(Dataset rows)

___

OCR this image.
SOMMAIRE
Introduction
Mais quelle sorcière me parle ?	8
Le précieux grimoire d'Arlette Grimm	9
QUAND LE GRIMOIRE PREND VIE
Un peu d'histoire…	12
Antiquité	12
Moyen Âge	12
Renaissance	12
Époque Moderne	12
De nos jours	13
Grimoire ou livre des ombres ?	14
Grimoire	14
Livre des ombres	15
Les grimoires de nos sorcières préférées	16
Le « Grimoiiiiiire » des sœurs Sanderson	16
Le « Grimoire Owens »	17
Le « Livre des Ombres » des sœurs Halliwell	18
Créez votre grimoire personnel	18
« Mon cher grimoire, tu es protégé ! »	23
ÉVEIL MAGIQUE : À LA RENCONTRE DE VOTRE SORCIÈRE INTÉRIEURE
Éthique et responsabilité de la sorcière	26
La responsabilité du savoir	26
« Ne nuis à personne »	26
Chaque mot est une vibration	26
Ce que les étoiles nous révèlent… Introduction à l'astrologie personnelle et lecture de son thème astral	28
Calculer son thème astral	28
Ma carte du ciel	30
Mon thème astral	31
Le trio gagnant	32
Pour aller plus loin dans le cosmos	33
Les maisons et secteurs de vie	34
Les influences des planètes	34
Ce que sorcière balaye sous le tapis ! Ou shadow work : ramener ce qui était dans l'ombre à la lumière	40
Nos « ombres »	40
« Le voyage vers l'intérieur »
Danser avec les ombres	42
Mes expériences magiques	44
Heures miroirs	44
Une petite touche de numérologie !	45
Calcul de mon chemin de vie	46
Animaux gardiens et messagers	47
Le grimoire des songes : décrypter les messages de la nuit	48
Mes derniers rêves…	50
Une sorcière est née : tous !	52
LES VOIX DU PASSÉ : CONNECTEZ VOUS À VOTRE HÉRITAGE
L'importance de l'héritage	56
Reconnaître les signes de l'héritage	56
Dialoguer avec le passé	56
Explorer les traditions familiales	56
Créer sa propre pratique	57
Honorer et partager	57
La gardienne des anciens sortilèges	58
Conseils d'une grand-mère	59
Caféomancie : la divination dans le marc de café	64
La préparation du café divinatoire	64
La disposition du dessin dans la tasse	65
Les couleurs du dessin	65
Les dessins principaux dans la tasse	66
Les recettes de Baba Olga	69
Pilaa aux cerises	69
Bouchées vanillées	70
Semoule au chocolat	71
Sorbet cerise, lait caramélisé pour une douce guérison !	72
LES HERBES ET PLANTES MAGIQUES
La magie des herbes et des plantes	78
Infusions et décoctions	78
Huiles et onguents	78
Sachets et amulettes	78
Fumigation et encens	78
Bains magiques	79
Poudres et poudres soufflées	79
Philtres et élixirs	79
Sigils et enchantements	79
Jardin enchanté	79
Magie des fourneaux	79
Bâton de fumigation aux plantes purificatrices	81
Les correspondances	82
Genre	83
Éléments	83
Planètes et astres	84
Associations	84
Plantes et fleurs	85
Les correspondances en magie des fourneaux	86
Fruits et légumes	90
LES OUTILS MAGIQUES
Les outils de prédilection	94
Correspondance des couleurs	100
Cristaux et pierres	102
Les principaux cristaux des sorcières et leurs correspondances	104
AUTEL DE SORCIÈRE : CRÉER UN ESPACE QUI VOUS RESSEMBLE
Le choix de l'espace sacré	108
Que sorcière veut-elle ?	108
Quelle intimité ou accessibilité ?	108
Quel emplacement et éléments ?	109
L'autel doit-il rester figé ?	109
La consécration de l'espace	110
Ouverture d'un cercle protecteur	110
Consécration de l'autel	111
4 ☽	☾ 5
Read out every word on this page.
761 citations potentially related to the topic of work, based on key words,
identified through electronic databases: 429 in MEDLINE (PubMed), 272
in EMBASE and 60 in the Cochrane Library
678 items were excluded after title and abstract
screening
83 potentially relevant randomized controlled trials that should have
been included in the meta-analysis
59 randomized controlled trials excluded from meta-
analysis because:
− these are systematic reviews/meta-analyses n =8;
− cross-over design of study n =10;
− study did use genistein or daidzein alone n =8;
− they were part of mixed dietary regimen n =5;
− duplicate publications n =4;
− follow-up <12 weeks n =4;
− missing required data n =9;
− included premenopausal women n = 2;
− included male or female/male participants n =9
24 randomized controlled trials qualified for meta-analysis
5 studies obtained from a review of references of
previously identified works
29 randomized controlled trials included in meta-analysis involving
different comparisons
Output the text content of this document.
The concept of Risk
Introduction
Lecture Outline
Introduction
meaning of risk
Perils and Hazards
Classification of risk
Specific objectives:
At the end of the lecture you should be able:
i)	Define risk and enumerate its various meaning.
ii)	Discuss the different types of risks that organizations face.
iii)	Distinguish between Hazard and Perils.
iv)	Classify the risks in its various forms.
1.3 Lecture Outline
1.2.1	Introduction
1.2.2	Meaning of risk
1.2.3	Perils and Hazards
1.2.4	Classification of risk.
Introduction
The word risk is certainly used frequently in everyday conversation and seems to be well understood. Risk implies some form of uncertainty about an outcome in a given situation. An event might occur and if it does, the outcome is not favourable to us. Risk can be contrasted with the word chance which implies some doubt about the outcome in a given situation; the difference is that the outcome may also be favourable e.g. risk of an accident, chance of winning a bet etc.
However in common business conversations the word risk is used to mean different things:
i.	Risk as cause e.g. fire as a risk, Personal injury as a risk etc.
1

___

- SET EXERCISE: Copy the records above exactly.

- RESPONSE FOR THIS EXERCISE:
OCR this image.
SOMMAIRE
Introduction
Mais quelle sorcière me parle ?	8
Le précieux grimoire d'Arlette Grimm	9
QUAND LE GRIMOIRE PREND VIE
Un peu d'histoire…	12
Antiquité	12
Moyen Âge	12
Renaissance	12
Époque Moderne	12
De nos jours	13
Grimoire ou livre des ombres ?	14
Grimoire	14
Livre des ombres	15
Les grimoires de nos sorcières préférées	16
Le « Grimoiiiiiire » des sœurs Sanderson	16
Le « Grimoire Owens »	17
Le « Livre des Ombres » des sœurs Halliwell	18
Créez votre grimoire personnel	18
« Mon cher grimoire, tu es protégé ! »	23
ÉVEIL MAGIQUE : À LA RENCONTRE DE VOTRE SORCIÈRE INTÉRIEURE
Éthique et responsabilité de la sorcière	26
La responsabilité du savoir	26
« Ne nuis à personne »	26
Chaque mot est une vibration	26
Ce que les étoiles nous révèlent… Introduction à l'astrologie personnelle et lecture de son thème astral	28
Calculer son thème astral	28
Ma carte du ciel	30
Mon thème astral	31
Le trio gagnant	32
Pour aller plus loin dans le cosmos	33
Les maisons et secteurs de vie	34
Les influences des planètes	34
Ce que sorcière balaye sous le tapis ! Ou shadow work : ramener ce qui était dans l'ombre à la lumière	40
Nos « ombres »	40
« Le voyage vers l'intérieur »
Danser avec les ombres	42
Mes expériences magiques	44
Heures miroirs	44
Une petite touche de numérologie !	45
Calcul de mon chemin de vie	46
Animaux gardiens et messagers	47
Le grimoire des songes : décrypter les messages de la nuit	48
Mes derniers rêves…	50
Une sorcière est née : tous !	52
LES VOIX DU PASSÉ : CONNECTEZ VOUS À VOTRE HÉRITAGE
L'importance de l'héritage	56
Reconnaître les signes de l'héritage	56
Dialoguer avec le passé	56
Explorer les traditions familiales	56
Créer sa propre pratique	57
Honorer et partager	57
La gardienne des anciens sortilèges	58
Conseils d'une grand-mère	59
Caféomancie : la divination dans le marc de café	64
La préparation du café divinatoire	64
La disposition du dessin dans la tasse	65
Les couleurs du dessin	65
Les dessins principaux dans la tasse	66
Les recettes de Baba Olga	69
Pilaa aux cerises	69
Bouchées vanillées	70
Semoule au chocolat	71
Sorbet cerise, lait caramélisé pour une douce guérison !	72
LES HERBES ET PLANTES MAGIQUES
La magie des herbes et des plantes	78
Infusions et décoctions	78
Huiles et onguents	78
Sachets et amulettes	78
Fumigation et encens	78
Bains magiques	79
Poudres et poudres soufflées	79
Philtres et élixirs	79
Sigils et enchantements	79
Jardin enchanté	79
Magie des fourneaux	79
Bâton de fumigation aux plantes purificatrices	81
Les correspondances	82
Genre	83
Éléments	83
Planètes et astres	84
Associations	84
Plantes et fleurs	85
Les correspondances en magie des fourneaux	86
Fruits et légumes	90
LES OUTILS MAGIQUES
Les outils de prédilection	94
Correspondance des couleurs	100
Cristaux et pierres	102
Les principaux cristaux des sorcières et leurs correspondances	104
AUTEL DE SORCIÈRE : CRÉER UN ESPACE QUI VOUS RESSEMBLE
Le choix de l'espace sacré	108
Que sorcière veut-elle ?	108
Quelle intimité ou accessibilité ?	108
Quel emplacement et éléments ?	109
L'autel doit-il rester figé ?	109
La consécration de l'espace	110
Ouverture d'un cercle protecteur	110
Consécration de l'autel	111
4 ☽	☾ 5
Read out every word on this page.
761 citations potentially related to the topic of work, based on key words,
identified through electronic databases: 429 in MEDLINE (PubMed), 272
in EMBASE and 60 in the Cochrane Library
678 items were excluded after title and abstract
screening
83 potentially relevant randomized controlled trials that should have
been included in the meta-analysis
59 randomized controlled trials excluded from meta-
analysis because:
− these are systematic reviews/meta-analyses n =8;
− cross-over design of study n =10;
− study did use genistein or daidzein alone n =8;
− they were part of mixed dietary regimen n =5;
− duplicate publications n =4;
− follow-up <12 weeks n =4;
− missing required data n =9;
− included premenopausal women n = 2;
− included male or female/male participants n =9
24 randomized controlled trials qualified for meta-analysis
5 studies obtained from a review of references of
previously identified works
29 randomized controlled trials included in meta-analysis involving
different comparisons
Output the text content of this document.
The concept of Risk
Introduction
Lecture Outline
Introduction
meaning of risk
Perils and Hazards
Classification of risk
Specific objectives:
At the end of the lecture you should be able:
i)	Define risk and enumerate its various meaning.
ii)	Discuss the different types of risks that organizations face.
iii)	Distinguish between Hazard and Perils.
iv)	Classify the risks in its various forms.
1.3 Lecture Outline
1.2.1	Introduction
1.2.2	Meaning of risk
1.2.3	Perils and Hazards
1.2.4	Classification of risk.
Introduction
The word risk is certainly used frequently in everyday conversation and seems to be well understood. Risk implies some form of uncertainty about an outcome in a given situation. An event might occur and if it does, the outcome is not favourable to us. Risk can be contrasted with the word chance which implies some doubt about the outcome in a given situation; the difference is that the outcome may also be favourable e.g. risk of an accident, chance of winning a bet etc.
However in common business conversations the word risk is used to mean different things:
i.	Risk as cause e.g. fire as a risk, Personal injury as a risk etc.
1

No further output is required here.